> [What you have to do]: Copy every line of the data that includes the string "from".

Data items

.....

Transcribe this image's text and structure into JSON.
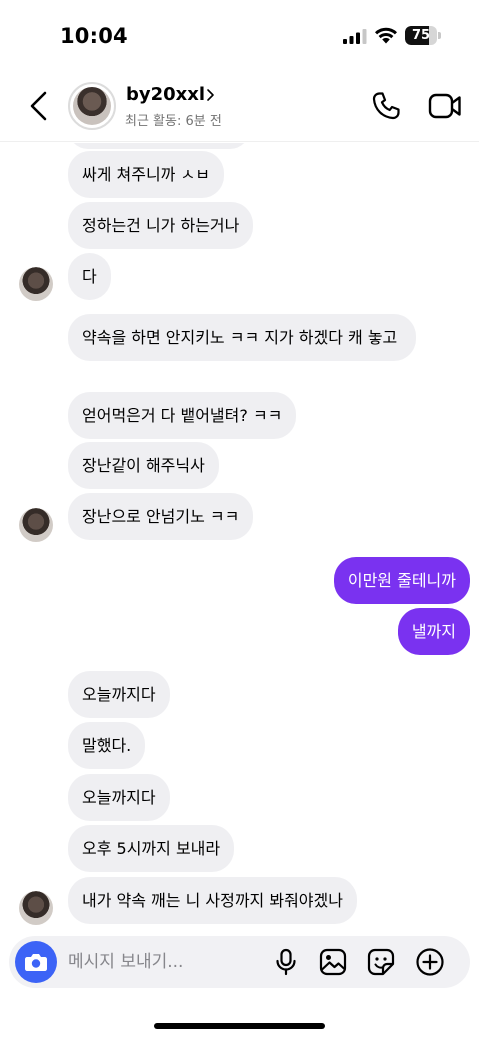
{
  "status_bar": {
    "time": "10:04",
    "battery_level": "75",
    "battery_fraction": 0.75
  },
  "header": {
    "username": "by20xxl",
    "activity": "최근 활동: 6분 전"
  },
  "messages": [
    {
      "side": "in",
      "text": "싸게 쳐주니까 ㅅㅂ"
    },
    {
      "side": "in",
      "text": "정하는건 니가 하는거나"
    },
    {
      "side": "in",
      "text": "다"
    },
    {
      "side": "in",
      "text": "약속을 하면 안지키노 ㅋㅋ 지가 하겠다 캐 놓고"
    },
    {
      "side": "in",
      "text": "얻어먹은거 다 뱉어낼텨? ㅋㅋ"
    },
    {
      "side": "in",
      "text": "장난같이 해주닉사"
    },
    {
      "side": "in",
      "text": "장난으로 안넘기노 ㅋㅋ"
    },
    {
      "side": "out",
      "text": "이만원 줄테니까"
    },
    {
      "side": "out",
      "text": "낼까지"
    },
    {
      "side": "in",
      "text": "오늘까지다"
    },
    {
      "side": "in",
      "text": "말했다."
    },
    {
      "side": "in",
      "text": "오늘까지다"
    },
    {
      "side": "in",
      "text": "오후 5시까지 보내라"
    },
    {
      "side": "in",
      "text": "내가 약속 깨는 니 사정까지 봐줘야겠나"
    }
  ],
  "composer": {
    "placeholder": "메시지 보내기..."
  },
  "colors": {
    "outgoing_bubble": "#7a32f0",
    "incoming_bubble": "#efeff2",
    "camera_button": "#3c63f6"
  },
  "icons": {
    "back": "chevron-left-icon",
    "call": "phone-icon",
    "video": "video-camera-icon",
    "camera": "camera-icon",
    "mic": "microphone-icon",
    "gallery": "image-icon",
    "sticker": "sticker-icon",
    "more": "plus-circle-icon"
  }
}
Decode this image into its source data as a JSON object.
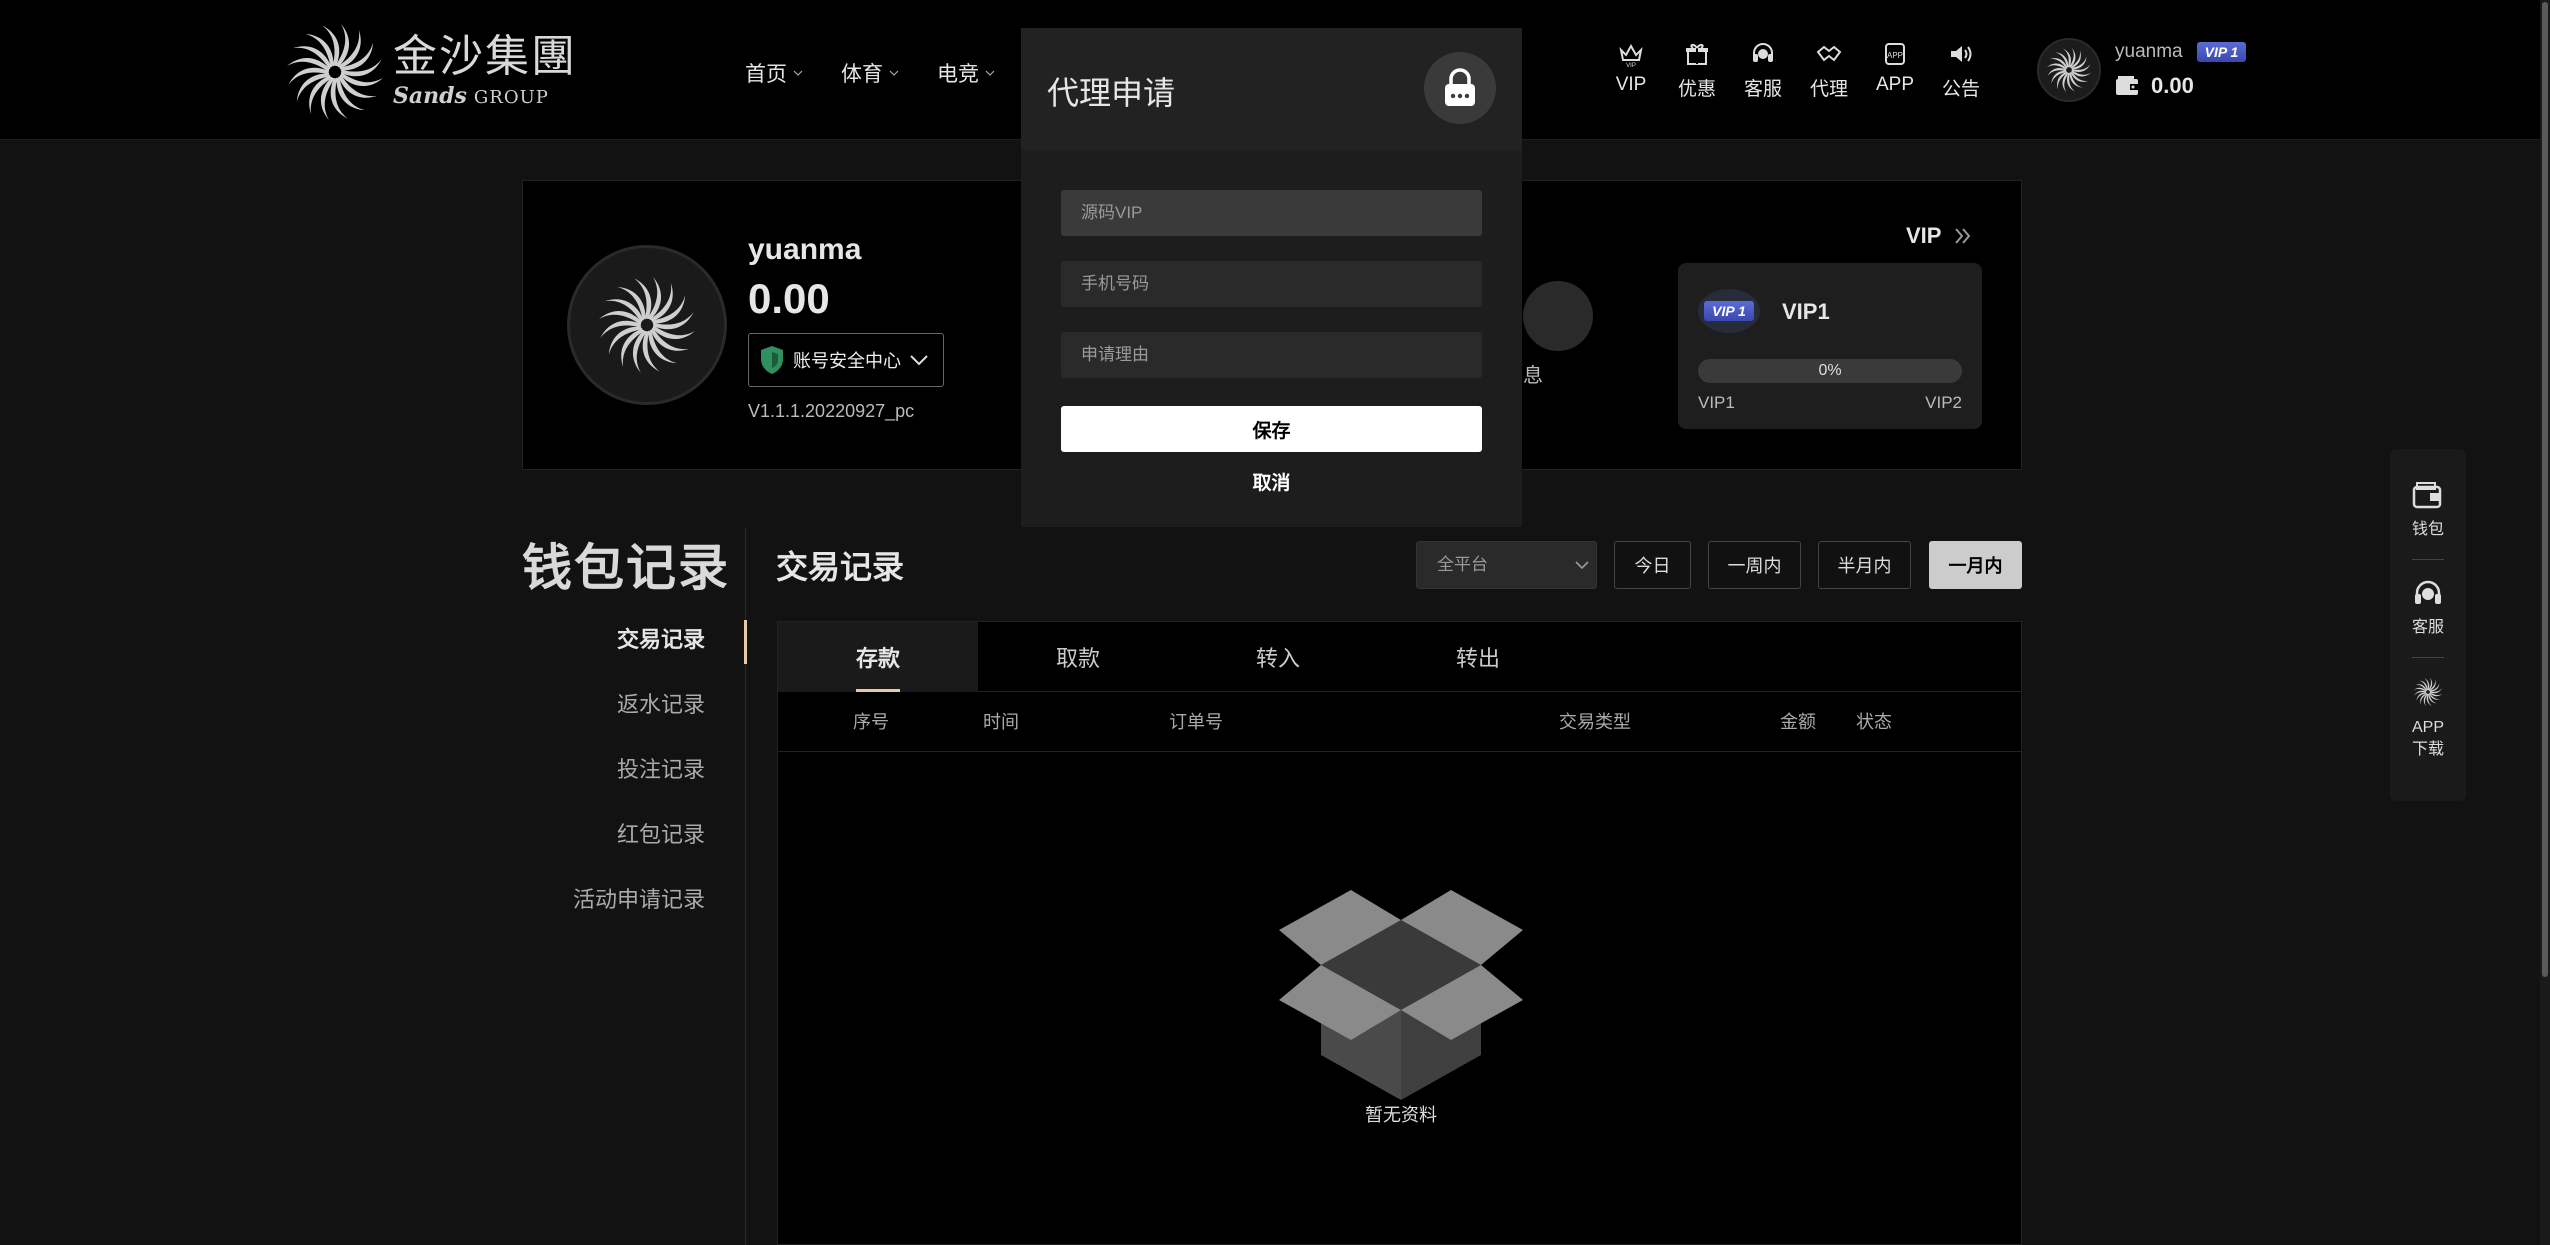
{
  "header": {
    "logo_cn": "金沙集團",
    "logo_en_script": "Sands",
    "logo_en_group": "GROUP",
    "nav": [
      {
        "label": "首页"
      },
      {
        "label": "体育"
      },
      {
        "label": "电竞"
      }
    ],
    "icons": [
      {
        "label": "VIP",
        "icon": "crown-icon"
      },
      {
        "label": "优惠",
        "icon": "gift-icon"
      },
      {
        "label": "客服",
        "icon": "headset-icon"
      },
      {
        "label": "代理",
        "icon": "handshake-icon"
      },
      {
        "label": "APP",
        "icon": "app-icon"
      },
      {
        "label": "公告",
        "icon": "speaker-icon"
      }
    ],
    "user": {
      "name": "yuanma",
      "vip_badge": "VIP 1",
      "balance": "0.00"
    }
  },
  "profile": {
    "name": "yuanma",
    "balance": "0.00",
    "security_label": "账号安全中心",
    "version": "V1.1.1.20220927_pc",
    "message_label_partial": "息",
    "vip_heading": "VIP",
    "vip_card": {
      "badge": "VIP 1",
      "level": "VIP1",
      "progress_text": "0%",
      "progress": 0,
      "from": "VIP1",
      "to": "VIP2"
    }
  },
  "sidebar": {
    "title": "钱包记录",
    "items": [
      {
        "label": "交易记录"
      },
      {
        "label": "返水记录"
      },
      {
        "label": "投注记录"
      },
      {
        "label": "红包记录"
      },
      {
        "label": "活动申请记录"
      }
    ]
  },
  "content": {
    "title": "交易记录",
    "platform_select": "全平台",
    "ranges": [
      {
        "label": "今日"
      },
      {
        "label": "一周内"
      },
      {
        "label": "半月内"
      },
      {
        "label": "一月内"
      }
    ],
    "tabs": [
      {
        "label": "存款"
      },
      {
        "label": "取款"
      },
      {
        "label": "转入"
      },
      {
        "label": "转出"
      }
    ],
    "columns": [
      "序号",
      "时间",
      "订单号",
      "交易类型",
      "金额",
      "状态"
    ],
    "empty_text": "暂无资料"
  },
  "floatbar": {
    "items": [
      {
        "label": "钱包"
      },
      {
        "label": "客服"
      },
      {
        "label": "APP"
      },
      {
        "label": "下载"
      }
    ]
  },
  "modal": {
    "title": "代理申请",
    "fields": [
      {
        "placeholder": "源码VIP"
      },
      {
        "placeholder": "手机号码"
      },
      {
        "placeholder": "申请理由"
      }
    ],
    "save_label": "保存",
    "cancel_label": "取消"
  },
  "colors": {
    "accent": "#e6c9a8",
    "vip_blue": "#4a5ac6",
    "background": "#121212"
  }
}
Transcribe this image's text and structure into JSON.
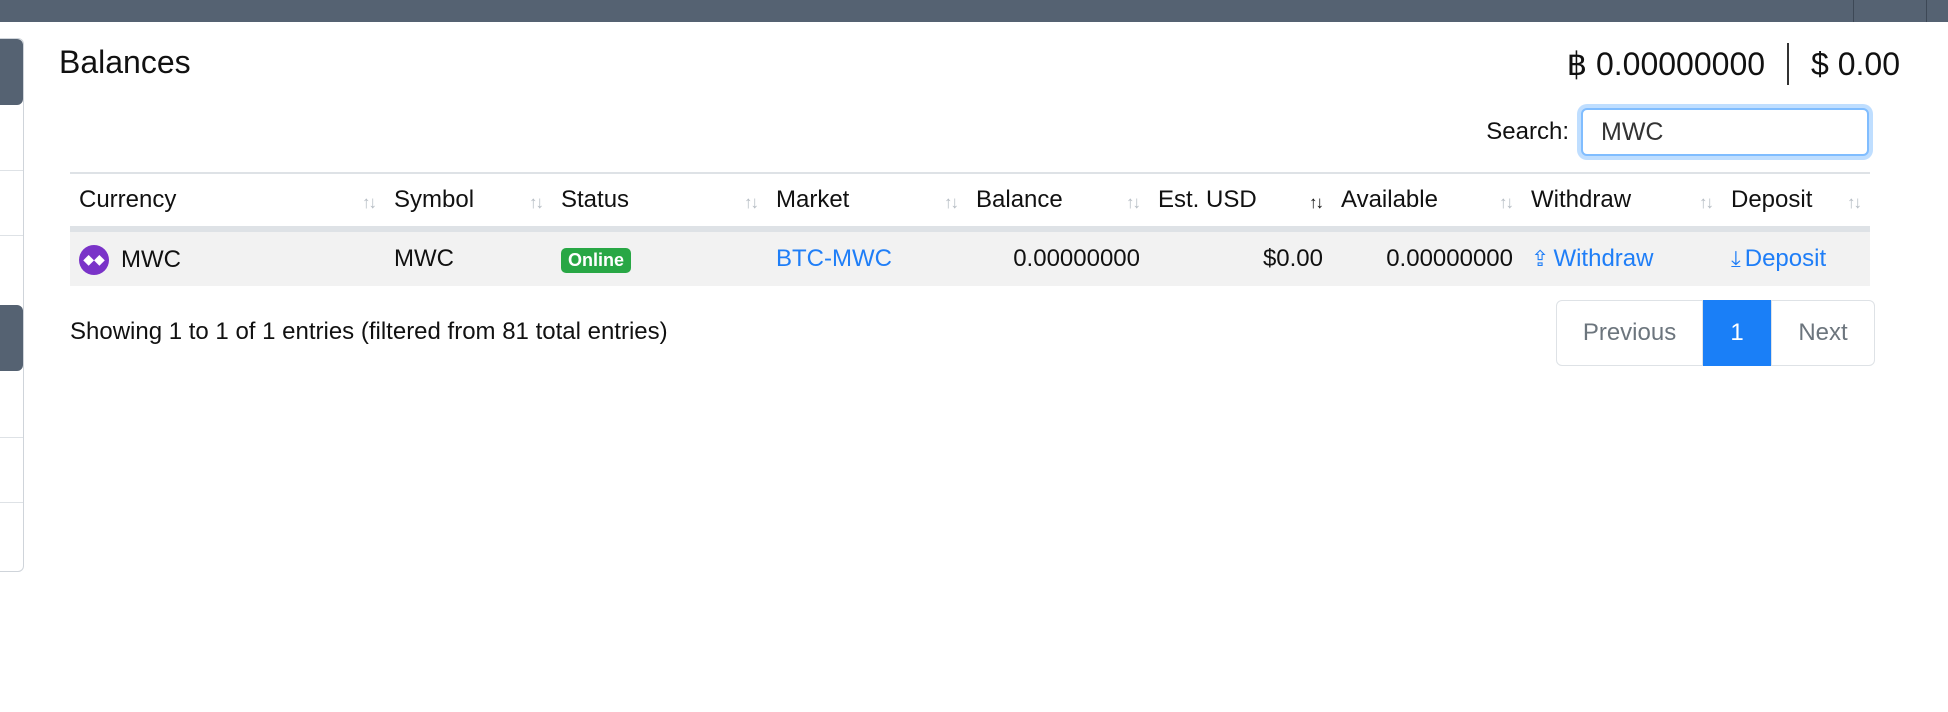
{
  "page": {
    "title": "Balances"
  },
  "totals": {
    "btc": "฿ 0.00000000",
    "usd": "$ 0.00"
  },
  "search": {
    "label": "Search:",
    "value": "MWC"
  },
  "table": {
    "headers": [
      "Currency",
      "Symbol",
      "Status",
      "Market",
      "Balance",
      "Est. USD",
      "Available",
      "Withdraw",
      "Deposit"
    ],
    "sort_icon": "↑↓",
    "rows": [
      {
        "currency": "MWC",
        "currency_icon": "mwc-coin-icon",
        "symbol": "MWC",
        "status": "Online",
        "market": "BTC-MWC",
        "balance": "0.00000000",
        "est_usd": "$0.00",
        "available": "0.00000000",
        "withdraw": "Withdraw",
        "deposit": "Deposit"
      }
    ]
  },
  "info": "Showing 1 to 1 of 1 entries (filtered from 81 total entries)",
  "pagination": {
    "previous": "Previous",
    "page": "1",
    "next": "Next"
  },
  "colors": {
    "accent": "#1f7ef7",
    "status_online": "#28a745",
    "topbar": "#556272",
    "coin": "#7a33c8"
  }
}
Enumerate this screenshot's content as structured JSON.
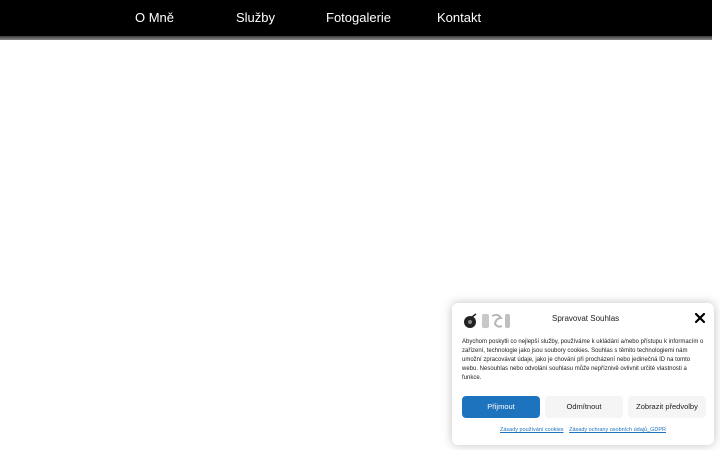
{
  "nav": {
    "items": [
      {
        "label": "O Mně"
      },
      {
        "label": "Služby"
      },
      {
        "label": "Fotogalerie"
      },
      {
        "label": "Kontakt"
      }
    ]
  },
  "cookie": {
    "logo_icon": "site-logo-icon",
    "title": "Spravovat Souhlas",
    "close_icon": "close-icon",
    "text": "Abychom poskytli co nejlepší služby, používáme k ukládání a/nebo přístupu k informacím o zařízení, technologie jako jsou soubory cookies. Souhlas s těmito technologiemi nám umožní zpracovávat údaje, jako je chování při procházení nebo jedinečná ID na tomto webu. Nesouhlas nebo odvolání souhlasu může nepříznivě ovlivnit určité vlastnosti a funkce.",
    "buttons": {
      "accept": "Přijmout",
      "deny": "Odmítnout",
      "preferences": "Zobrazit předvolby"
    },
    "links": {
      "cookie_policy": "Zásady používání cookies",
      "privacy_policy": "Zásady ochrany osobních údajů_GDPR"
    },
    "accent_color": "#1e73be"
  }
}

.....

> [Finished exercise]:
      "from": "VIP1",
  "info": "Showing 1 to 1 of 1 entries (filtered from 81 total entries)",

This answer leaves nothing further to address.